------ TEXT SHOWN ------

Wed Feb 26, 2014 7:37 am

An interesting article about a pilot Harry Mason who was shot down and about letters to /from Sadie Arbuckle.

WWI love letters: Sadie Arbuckle a mystery no more as family reveals her life after Harry Mason

Descendants of Sadie, whose letters to a soldier killed in the war nearly a century ago are part of an Ontario Archives exhibit, explain what happened to her afterward.

By: Katie Daubs GTA, Published on Wed Feb 26 2014

Sadie Loucks would have had a real hoot over her classification as a mystery woman.

“That really would have appealed to her; she liked a good mystery movie,” says her granddaughter, Wendy Loucks Smith.

Sadie’s letters to First World War Lieutenant Harry Mason were recently featured in the Star, after the Ontario Archives released the letters between the soldier who unabashedly proclaimed his love for Sadie Arbuckle, and the Toronto girl who wasn’t quite sure how she felt, but wanted Harry to come home.

------

> **SET TASK 1**:
According to the post about Sadie Arbuckle's letters, who is Sadie's granddaughter?
> **SET TASK 2**:
Reproduce the part of the post about Sadie Arbuckle's letters that opens with the words containing "An interesting article" and closes with "a mystery woman.".

------ EXTRACTED INFORMATION ------

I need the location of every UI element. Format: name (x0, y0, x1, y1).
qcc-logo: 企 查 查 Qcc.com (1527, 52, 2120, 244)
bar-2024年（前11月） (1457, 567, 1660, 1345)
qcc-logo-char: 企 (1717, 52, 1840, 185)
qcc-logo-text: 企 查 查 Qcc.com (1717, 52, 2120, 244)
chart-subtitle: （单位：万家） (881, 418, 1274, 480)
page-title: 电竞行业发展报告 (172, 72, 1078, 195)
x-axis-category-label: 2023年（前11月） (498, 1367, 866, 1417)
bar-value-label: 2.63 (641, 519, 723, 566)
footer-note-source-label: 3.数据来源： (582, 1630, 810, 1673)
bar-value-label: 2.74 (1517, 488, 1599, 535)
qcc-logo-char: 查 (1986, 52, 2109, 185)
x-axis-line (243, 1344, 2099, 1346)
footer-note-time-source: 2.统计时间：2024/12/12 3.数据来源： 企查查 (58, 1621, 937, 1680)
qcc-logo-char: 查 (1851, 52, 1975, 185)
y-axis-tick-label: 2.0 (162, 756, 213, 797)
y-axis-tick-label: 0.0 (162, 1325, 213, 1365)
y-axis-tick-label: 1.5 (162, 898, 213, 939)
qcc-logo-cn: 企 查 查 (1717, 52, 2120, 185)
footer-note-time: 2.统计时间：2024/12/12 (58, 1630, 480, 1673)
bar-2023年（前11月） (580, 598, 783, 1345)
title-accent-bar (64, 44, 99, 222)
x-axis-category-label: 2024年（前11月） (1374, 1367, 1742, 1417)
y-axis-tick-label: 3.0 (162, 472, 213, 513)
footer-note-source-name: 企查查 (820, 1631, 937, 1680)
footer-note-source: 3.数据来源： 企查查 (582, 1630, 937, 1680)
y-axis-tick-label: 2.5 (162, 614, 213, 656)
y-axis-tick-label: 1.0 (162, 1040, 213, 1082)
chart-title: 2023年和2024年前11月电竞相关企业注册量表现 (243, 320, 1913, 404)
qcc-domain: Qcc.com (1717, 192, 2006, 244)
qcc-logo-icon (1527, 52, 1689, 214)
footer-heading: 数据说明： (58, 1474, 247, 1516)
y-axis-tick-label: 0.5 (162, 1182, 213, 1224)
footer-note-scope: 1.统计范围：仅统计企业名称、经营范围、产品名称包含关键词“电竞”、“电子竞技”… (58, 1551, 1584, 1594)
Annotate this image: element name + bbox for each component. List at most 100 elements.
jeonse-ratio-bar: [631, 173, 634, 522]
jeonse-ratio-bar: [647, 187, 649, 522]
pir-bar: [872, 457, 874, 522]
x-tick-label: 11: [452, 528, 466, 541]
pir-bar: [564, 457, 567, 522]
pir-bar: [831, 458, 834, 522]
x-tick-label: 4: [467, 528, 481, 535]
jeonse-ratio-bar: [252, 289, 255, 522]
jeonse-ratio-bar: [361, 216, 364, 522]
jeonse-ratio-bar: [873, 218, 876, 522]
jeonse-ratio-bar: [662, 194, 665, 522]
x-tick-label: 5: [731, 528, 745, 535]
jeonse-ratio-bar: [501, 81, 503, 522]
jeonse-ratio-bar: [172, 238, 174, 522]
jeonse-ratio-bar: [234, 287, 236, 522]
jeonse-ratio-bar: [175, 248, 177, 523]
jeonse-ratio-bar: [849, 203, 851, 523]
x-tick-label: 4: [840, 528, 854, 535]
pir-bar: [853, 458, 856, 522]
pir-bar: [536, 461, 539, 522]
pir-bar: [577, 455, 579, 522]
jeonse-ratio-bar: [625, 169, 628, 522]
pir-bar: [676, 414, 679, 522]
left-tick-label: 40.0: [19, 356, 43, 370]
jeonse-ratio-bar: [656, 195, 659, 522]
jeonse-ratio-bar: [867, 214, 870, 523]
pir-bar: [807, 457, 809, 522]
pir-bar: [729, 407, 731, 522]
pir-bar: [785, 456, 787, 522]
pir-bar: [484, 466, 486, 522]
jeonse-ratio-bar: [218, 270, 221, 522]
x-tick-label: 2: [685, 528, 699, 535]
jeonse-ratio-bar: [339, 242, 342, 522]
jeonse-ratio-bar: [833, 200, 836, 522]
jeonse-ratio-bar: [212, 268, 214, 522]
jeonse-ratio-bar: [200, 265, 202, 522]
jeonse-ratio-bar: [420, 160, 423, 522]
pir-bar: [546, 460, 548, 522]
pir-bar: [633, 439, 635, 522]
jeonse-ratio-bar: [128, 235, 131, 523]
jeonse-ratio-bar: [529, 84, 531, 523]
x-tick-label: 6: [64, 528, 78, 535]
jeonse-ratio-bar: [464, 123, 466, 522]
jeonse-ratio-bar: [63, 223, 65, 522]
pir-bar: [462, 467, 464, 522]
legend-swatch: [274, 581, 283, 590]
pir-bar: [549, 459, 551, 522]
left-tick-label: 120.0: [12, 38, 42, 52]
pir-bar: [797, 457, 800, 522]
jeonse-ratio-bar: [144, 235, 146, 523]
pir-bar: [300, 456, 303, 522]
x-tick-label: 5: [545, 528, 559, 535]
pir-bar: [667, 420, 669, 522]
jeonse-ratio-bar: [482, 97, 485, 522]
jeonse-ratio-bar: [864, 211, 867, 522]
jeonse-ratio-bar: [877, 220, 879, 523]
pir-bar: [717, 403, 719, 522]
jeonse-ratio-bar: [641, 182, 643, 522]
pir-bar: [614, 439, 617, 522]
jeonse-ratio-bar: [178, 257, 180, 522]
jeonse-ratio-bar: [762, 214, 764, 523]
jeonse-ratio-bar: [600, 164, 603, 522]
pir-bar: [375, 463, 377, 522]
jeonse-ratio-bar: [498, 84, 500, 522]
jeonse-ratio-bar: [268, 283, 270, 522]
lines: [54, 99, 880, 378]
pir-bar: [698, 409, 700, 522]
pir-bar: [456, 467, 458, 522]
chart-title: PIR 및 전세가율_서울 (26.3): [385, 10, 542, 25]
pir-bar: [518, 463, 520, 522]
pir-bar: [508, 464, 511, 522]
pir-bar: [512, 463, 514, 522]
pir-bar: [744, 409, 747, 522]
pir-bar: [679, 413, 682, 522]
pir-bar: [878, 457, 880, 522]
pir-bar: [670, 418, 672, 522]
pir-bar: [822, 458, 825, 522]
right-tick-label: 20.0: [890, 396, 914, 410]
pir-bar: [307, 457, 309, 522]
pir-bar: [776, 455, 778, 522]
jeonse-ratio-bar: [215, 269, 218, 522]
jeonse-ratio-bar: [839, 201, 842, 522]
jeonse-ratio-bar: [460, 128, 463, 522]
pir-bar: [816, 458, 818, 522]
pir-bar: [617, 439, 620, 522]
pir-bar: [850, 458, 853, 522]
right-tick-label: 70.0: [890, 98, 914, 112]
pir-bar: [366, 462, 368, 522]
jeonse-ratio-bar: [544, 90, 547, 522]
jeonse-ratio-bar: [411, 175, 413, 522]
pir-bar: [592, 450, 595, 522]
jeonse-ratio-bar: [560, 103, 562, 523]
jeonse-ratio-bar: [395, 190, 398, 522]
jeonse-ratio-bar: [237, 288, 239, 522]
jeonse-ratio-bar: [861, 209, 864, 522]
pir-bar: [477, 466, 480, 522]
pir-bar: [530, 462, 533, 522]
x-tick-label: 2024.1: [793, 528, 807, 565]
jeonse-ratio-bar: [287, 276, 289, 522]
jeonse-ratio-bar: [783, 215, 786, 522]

------

> **PROBLEM SOLUTION 1**:
Wendy Loucks Smith

> **PROBLEM SOLUTION 2**:
An interesting article about a pilot Harry Mason who was shot down and about letters to /from Sadie Arbuckle.

WWI love letters: Sadie Arbuckle a mystery no more as family reveals her life after Harry Mason

Descendants of Sadie, whose letters to a soldier killed in the war nearly a century ago are part of an Ontario Archives exhibit, explain what happened to her afterward.

By: Katie Daubs GTA, Published on Wed Feb 26 2014

Sadie Loucks would have had a real hoot over her classification as a mystery woman.